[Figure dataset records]
--*--

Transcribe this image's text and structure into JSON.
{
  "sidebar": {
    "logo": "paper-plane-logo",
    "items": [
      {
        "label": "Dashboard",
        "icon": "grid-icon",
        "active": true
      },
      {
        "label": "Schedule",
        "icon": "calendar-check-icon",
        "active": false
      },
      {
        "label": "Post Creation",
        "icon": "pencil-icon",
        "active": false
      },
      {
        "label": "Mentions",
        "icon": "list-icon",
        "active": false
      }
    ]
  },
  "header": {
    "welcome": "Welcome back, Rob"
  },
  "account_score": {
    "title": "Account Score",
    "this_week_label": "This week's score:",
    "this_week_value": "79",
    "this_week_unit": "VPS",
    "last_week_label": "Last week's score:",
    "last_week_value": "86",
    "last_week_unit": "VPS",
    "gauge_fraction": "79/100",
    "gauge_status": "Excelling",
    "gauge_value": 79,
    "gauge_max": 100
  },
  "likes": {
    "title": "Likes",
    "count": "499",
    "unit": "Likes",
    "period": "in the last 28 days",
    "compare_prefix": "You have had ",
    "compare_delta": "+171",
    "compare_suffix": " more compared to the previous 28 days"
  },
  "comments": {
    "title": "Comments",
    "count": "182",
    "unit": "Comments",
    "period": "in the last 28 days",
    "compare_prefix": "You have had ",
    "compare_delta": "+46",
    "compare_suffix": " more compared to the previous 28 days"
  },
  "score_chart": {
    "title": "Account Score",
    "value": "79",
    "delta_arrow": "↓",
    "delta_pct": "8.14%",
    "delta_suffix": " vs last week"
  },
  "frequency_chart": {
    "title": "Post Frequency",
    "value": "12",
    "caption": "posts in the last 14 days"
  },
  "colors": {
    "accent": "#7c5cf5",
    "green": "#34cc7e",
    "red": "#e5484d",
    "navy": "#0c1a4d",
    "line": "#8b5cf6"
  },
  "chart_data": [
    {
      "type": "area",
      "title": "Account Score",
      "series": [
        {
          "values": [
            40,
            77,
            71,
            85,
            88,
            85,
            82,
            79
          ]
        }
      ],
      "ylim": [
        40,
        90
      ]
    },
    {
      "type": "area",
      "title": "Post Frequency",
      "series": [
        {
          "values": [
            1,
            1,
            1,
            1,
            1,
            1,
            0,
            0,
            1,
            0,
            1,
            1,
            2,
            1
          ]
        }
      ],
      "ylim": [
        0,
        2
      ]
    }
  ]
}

--*--

Problem to solve → All of the data must be returned exactly.

Completed exercise →
Transcribe this image's text and structure into JSON.
{
  "sidebar": {
    "logo": "paper-plane-logo",
    "items": [
      {
        "label": "Dashboard",
        "icon": "grid-icon",
        "active": true
      },
      {
        "label": "Schedule",
        "icon": "calendar-check-icon",
        "active": false
      },
      {
        "label": "Post Creation",
        "icon": "pencil-icon",
        "active": false
      },
      {
        "label": "Mentions",
        "icon": "list-icon",
        "active": false
      }
    ]
  },
  "header": {
    "welcome": "Welcome back, Rob"
  },
  "account_score": {
    "title": "Account Score",
    "this_week_label": "This week's score:",
    "this_week_value": "79",
    "this_week_unit": "VPS",
    "last_week_label": "Last week's score:",
    "last_week_value": "86",
    "last_week_unit": "VPS",
    "gauge_fraction": "79/100",
    "gauge_status": "Excelling",
    "gauge_value": 79,
    "gauge_max": 100
  },
  "likes": {
    "title": "Likes",
    "count": "499",
    "unit": "Likes",
    "period": "in the last 28 days",
    "compare_prefix": "You have had ",
    "compare_delta": "+171",
    "compare_suffix": " more compared to the previous 28 days"
  },
  "comments": {
    "title": "Comments",
    "count": "182",
    "unit": "Comments",
    "period": "in the last 28 days",
    "compare_prefix": "You have had ",
    "compare_delta": "+46",
    "compare_suffix": " more compared to the previous 28 days"
  },
  "score_chart": {
    "title": "Account Score",
    "value": "79",
    "delta_arrow": "↓",
    "delta_pct": "8.14%",
    "delta_suffix": " vs last week"
  },
  "frequency_chart": {
    "title": "Post Frequency",
    "value": "12",
    "caption": "posts in the last 14 days"
  },
  "colors": {
    "accent": "#7c5cf5",
    "green": "#34cc7e",
    "red": "#e5484d",
    "navy": "#0c1a4d",
    "line": "#8b5cf6"
  },
  "chart_data": [
    {
      "type": "area",
      "title": "Account Score",
      "series": [
        {
          "values": [
            40,
            77,
            71,
            85,
            88,
            85,
            82,
            79
          ]
        }
      ],
      "ylim": [
        40,
        90
      ]
    },
    {
      "type": "area",
      "title": "Post Frequency",
      "series": [
        {
          "values": [
            1,
            1,
            1,
            1,
            1,
            1,
            0,
            0,
            1,
            0,
            1,
            1,
            2,
            1
          ]
        }
      ],
      "ylim": [
        0,
        2
      ]
    }
  ]
}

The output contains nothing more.